WHAT THIS TASK INVOLVES -
Answer with a single number: how many lines in the listing below include "content"?
== RECORDS FOR PROCESSING
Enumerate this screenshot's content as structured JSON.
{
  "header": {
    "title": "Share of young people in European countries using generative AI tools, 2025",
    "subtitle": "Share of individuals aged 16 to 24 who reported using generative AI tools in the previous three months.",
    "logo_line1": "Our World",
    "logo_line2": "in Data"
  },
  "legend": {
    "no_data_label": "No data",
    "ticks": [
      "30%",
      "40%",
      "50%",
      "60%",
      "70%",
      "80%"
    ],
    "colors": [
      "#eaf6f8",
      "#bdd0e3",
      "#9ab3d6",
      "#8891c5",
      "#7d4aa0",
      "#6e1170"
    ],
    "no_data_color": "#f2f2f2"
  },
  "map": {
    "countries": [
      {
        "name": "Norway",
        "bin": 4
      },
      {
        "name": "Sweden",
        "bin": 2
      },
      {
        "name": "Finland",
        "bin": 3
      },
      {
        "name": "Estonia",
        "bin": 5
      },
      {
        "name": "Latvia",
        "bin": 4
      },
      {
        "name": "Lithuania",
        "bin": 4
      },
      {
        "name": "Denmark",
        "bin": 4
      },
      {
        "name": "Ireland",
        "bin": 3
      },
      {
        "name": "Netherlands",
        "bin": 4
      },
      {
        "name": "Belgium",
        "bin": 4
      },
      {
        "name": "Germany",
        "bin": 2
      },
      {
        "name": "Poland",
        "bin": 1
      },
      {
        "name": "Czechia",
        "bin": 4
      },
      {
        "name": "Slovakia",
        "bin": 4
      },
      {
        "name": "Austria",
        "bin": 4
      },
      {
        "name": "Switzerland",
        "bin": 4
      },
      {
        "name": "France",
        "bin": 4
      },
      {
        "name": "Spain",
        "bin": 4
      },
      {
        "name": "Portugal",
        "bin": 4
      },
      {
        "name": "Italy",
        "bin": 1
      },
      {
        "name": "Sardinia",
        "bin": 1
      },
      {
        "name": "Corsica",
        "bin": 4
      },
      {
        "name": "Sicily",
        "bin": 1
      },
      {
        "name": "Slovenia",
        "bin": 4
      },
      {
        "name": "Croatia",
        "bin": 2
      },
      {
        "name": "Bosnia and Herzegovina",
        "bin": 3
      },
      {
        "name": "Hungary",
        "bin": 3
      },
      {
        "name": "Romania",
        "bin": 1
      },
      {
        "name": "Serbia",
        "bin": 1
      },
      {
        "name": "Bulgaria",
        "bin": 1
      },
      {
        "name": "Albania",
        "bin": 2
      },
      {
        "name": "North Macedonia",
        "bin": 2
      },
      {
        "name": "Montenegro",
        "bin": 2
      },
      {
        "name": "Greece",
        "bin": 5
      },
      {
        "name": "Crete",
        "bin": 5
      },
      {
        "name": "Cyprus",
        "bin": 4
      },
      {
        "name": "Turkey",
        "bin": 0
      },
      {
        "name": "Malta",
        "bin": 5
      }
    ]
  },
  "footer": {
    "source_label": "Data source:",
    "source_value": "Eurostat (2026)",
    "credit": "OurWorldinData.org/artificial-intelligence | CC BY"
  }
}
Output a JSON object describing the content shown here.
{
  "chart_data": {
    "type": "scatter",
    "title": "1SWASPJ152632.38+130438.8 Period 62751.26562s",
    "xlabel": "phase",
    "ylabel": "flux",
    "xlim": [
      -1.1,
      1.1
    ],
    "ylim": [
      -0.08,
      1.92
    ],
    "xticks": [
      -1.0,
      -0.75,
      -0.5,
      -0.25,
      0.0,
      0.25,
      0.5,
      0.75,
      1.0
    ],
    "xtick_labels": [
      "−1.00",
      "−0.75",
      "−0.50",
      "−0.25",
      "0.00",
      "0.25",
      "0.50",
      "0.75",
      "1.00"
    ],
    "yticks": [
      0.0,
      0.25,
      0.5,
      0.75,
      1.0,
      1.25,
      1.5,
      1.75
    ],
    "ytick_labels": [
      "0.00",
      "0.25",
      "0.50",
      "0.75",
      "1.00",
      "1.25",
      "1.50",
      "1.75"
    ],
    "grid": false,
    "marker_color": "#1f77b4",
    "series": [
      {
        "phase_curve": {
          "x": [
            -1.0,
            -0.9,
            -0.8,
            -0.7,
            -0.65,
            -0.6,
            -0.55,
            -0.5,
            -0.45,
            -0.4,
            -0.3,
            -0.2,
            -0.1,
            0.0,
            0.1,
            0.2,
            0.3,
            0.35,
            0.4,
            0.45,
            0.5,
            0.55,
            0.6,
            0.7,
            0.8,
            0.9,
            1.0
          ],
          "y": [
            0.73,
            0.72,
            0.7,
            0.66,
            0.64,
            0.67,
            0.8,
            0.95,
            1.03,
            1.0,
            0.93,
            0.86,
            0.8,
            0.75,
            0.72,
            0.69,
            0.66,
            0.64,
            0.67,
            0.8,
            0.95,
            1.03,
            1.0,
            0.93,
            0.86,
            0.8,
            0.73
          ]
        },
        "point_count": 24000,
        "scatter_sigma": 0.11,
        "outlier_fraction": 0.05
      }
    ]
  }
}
====
RESPONSE -
2